Data excerpts —

------------------------------------------------------------------------

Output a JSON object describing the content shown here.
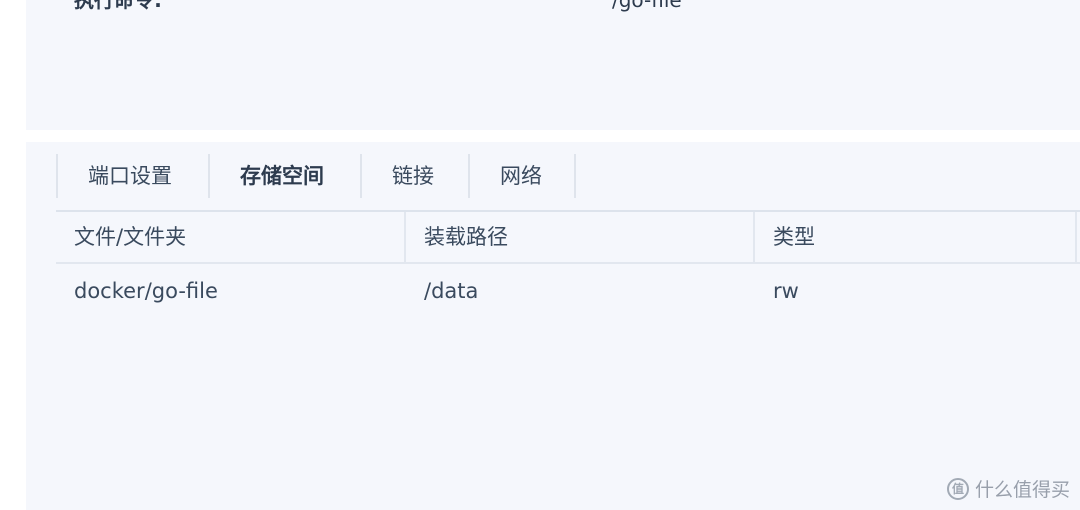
{
  "command": {
    "label": "执行命令:",
    "value": "/go-file"
  },
  "tabs": [
    {
      "label": "端口设置",
      "active": false
    },
    {
      "label": "存储空间",
      "active": true
    },
    {
      "label": "链接",
      "active": false
    },
    {
      "label": "网络",
      "active": false
    }
  ],
  "table": {
    "headers": [
      "文件/文件夹",
      "装载路径",
      "类型"
    ],
    "rows": [
      [
        "docker/go-file",
        "/data",
        "rw"
      ]
    ]
  },
  "watermark": {
    "logo_text": "值",
    "text": "什么值得买"
  }
}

------------------------------------------------------------------------

Leave out the pictures and transcribe everything else exactly.

Answer to this problem —
Output a JSON object describing the content shown here.
{
  "command": {
    "label": "执行命令:",
    "value": "/go-file"
  },
  "tabs": [
    {
      "label": "端口设置",
      "active": false
    },
    {
      "label": "存储空间",
      "active": true
    },
    {
      "label": "链接",
      "active": false
    },
    {
      "label": "网络",
      "active": false
    }
  ],
  "table": {
    "headers": [
      "文件/文件夹",
      "装载路径",
      "类型"
    ],
    "rows": [
      [
        "docker/go-file",
        "/data",
        "rw"
      ]
    ]
  },
  "watermark": {
    "logo_text": "值",
    "text": "什么值得买"
  }
}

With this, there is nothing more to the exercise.